● Task to complete
Identify all lines in the data containing the string "framework". Copy them out.
[START Input data]
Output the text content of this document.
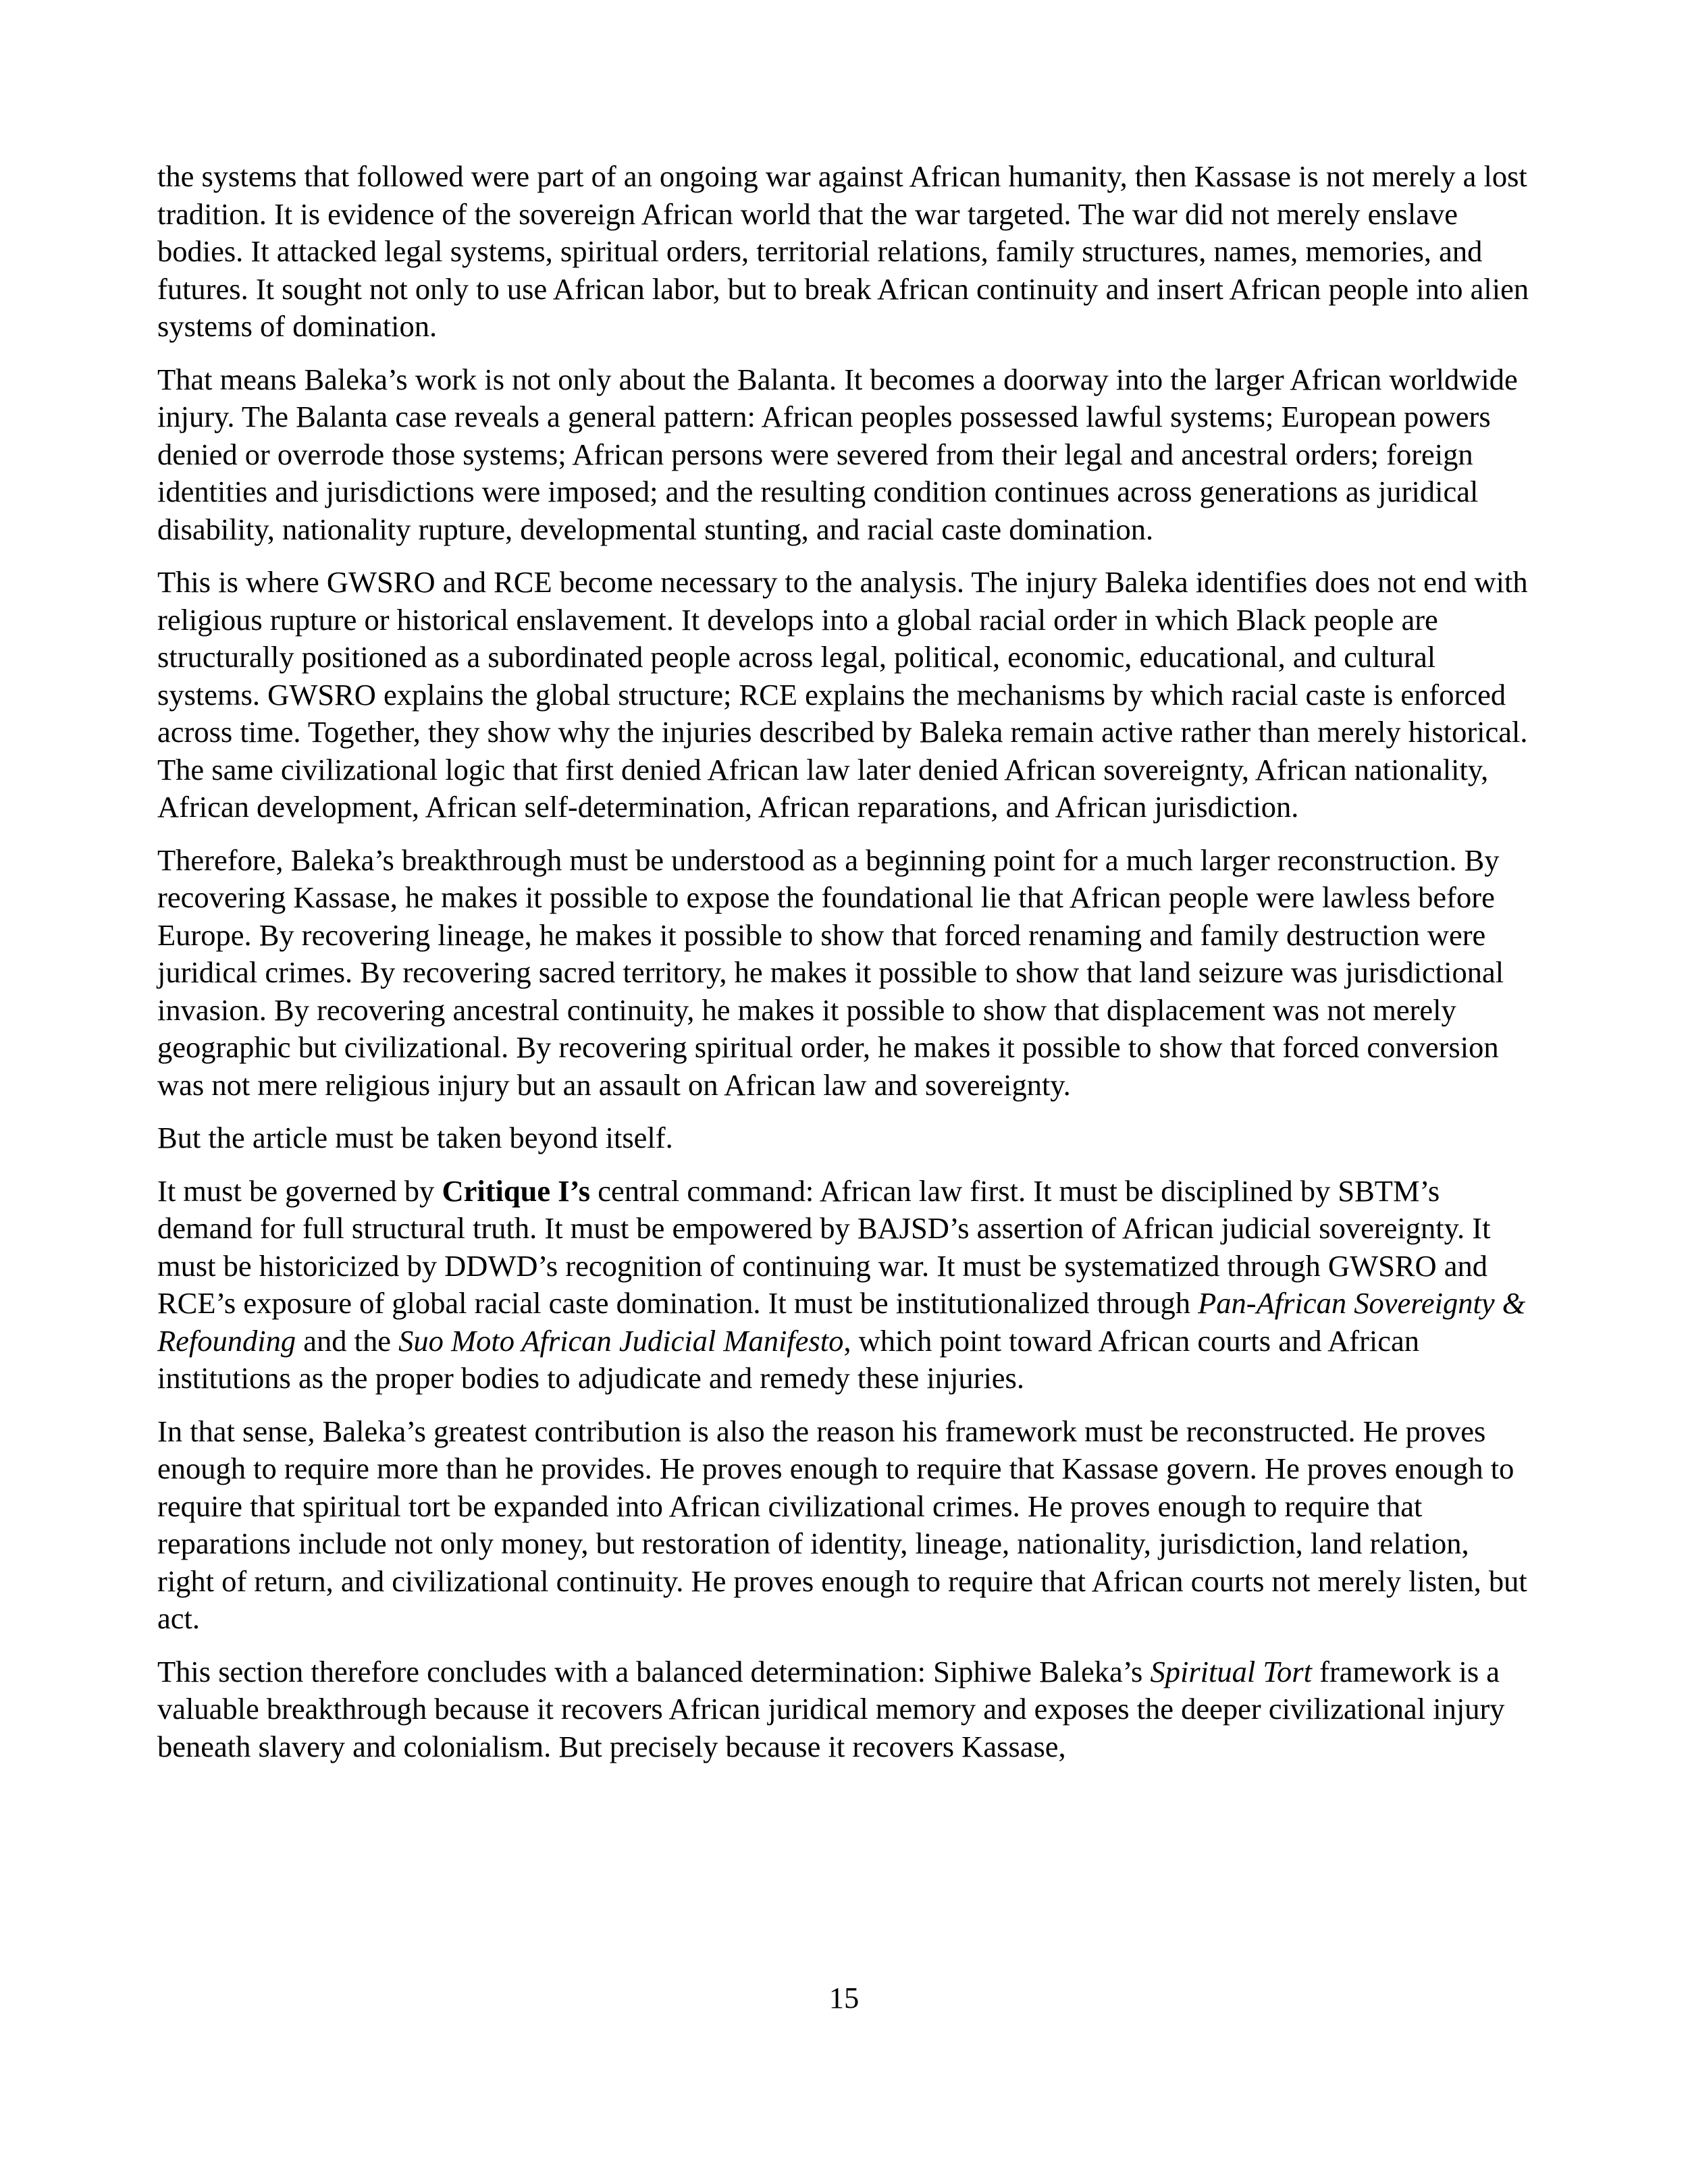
the systems that followed were part of an ongoing war against African humanity, then Kassase is not merely a lost tradition. It is evidence of the sovereign African world that the war targeted. The war did not merely enslave bodies. It attacked legal systems, spiritual orders, territorial relations, family structures, names, memories, and futures. It sought not only to use African labor, but to break African continuity and insert African people into alien systems of domination.

That means Baleka’s work is not only about the Balanta. It becomes a doorway into the larger African worldwide injury. The Balanta case reveals a general pattern: African peoples possessed lawful systems; European powers denied or overrode those systems; African persons were severed from their legal and ancestral orders; foreign identities and jurisdictions were imposed; and the resulting condition continues across generations as juridical disability, nationality rupture, developmental stunting, and racial caste domination.

This is where GWSRO and RCE become necessary to the analysis. The injury Baleka identifies does not end with religious rupture or historical enslavement. It develops into a global racial order in which Black people are structurally positioned as a subordinated people across legal, political, economic, educational, and cultural systems. GWSRO explains the global structure; RCE explains the mechanisms by which racial caste is enforced across time. Together, they show why the injuries described by Baleka remain active rather than merely historical. The same civilizational logic that first denied African law later denied African sovereignty, African nationality, African development, African self-determination, African reparations, and African jurisdiction.

Therefore, Baleka’s breakthrough must be understood as a beginning point for a much larger reconstruction. By recovering Kassase, he makes it possible to expose the foundational lie that African people were lawless before Europe. By recovering lineage, he makes it possible to show that forced renaming and family destruction were juridical crimes. By recovering sacred territory, he makes it possible to show that land seizure was jurisdictional invasion. By recovering ancestral continuity, he makes it possible to show that displacement was not merely geographic but civilizational. By recovering spiritual order, he makes it possible to show that forced conversion was not mere religious injury but an assault on African law and sovereignty.

But the article must be taken beyond itself.

It must be governed by Critique I’s central command: African law first. It must be disciplined by SBTM’s demand for full structural truth. It must be empowered by BAJSD’s assertion of African judicial sovereignty. It must be historicized by DDWD’s recognition of continuing war. It must be systematized through GWSRO and RCE’s exposure of global racial caste domination. It must be institutionalized through Pan-African Sovereignty & Refounding and the Suo Moto African Judicial Manifesto, which point toward African courts and African institutions as the proper bodies to adjudicate and remedy these injuries.

In that sense, Baleka’s greatest contribution is also the reason his framework must be reconstructed. He proves enough to require more than he provides. He proves enough to require that Kassase govern. He proves enough to require that spiritual tort be expanded into African civilizational crimes. He proves enough to require that reparations include not only money, but restoration of identity, lineage, nationality, jurisdiction, land relation, right of return, and civilizational continuity. He proves enough to require that African courts not merely listen, but act.

This section therefore concludes with a balanced determination: Siphiwe Baleka’s Spiritual Tort framework is a valuable breakthrough because it recovers African juridical memory and exposes the deeper civilizational injury beneath slavery and colonialism. But precisely because it recovers Kassase,

15
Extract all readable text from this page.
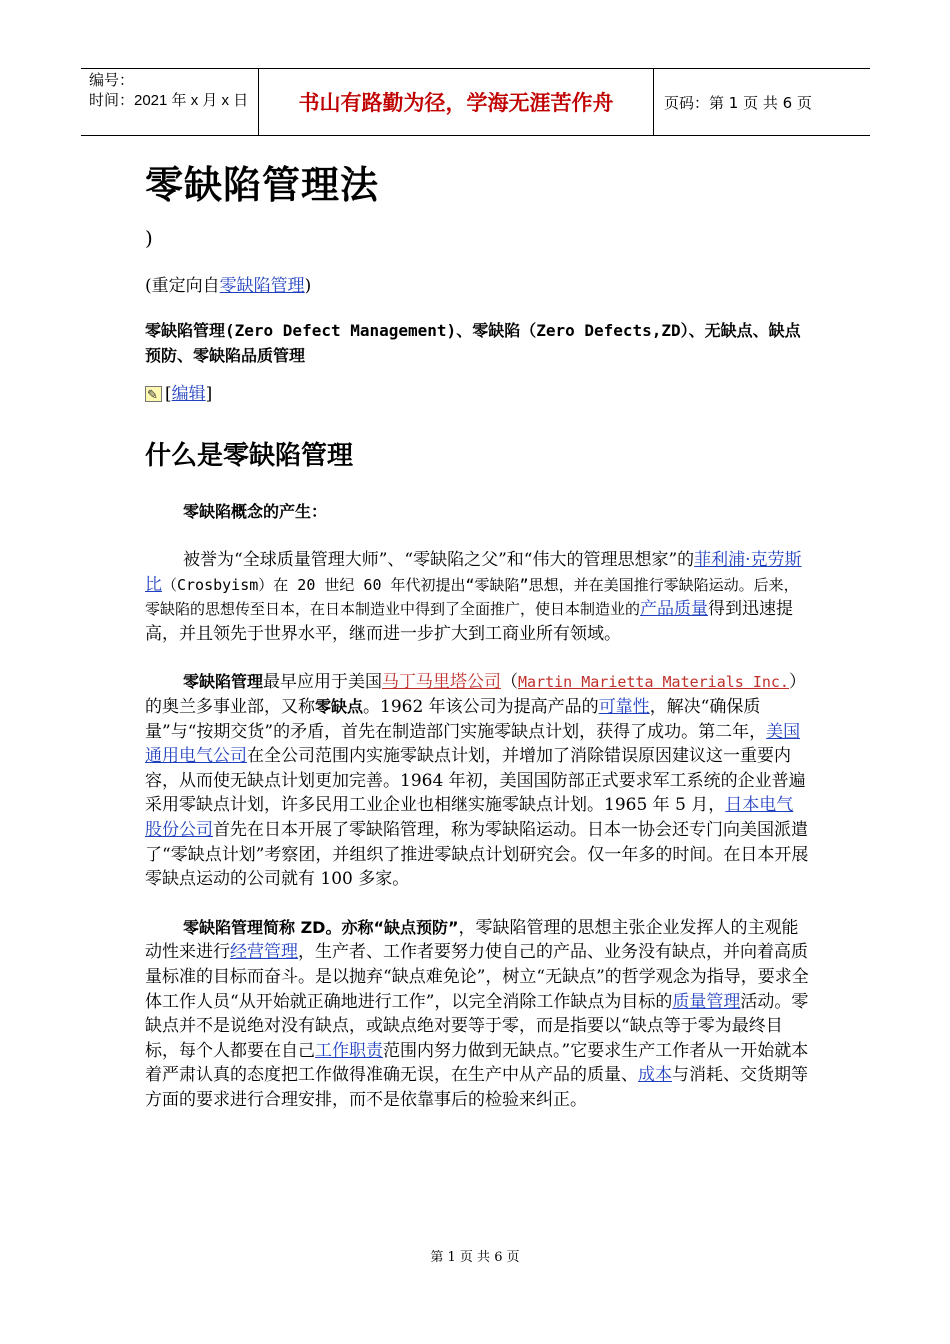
编号：
时间：2021 年 x 月 x 日	书山有路勤为径，学海无涯苦作舟	页码：第 1 页 共 6 页
零缺陷管理法
)
(重定向自零缺陷管理)
零缺陷管理(Zero Defect Management)、零缺陷（Zero Defects,ZD）、无缺点、缺点预防、零缺陷品质管理
✎
[ 编辑 ]
什么是零缺陷管理
零缺陷概念的产生：

被誉为“全球质量管理大师”、“零缺陷之父”和“伟大的管理思想家”的菲利浦·克劳斯比（Crosbyism）在 20 世纪 60 年代初提出“零缺陷”思想，并在美国推行零缺陷运动。后来，零缺陷的思想传至日本，在日本制造业中得到了全面推广，使日本制造业的产品质量得到迅速提高，并且领先于世界水平，继而进一步扩大到工商业所有领域。

零缺陷管理最早应用于美国马丁马里塔公司（Martin Marietta Materials Inc.）的奥兰多事业部，又称零缺点。1962 年该公司为提高产品的可靠性，解决“确保质量”与“按期交货”的矛盾，首先在制造部门实施零缺点计划，获得了成功。第二年，美国通用电气公司在全公司范围内实施零缺点计划，并增加了消除错误原因建议这一重要内容，从而使无缺点计划更加完善。1964 年初，美国国防部正式要求军工系统的企业普遍采用零缺点计划，许多民用工业企业也相继实施零缺点计划。1965 年 5 月，日本电气股份公司首先在日本开展了零缺陷管理，称为零缺陷运动。日本一协会还专门向美国派遣了“零缺点计划”考察团，并组织了推进零缺点计划研究会。仅一年多的时间。在日本开展零缺点运动的公司就有 100 多家。

零缺陷管理简称 ZD。亦称“缺点预防”，零缺陷管理的思想主张企业发挥人的主观能动性来进行经营管理，生产者、工作者要努力使自己的产品、业务没有缺点，并向着高质量标准的目标而奋斗。是以抛弃“缺点难免论”，树立“无缺点”的哲学观念为指导，要求全体工作人员“从开始就正确地进行工作”，以完全消除工作缺点为目标的质量管理活动。零缺点并不是说绝对没有缺点，或缺点绝对要等于零，而是指要以“缺点等于零为最终目标，每个人都要在自己工作职责范围内努力做到无缺点。”它要求生产工作者从一开始就本着严肃认真的态度把工作做得准确无误，在生产中从产品的质量、成本与消耗、交货期等方面的要求进行合理安排，而不是依靠事后的检验来纠正。

第 1 页 共 6 页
[END Input data]
● Solved problem
In that sense, Baleka’s greatest contribution is also the reason his framework must be reconstructed. He proves enough to require more than he provides. He proves enough to require that Kassase govern. He proves enough to require that spiritual tort be expanded into African civilizational crimes. He proves enough to require that reparations include not only money, but restoration of identity, lineage, nationality, jurisdiction, land relation, right of return, and civilizational continuity. He proves enough to require that African courts not merely listen, but act.
This section therefore concludes with a balanced determination: Siphiwe Baleka’s Spiritual Tort framework is a valuable breakthrough because it recovers African juridical memory and exposes the deeper civilizational injury beneath slavery and colonialism. But precisely because it recovers Kassase,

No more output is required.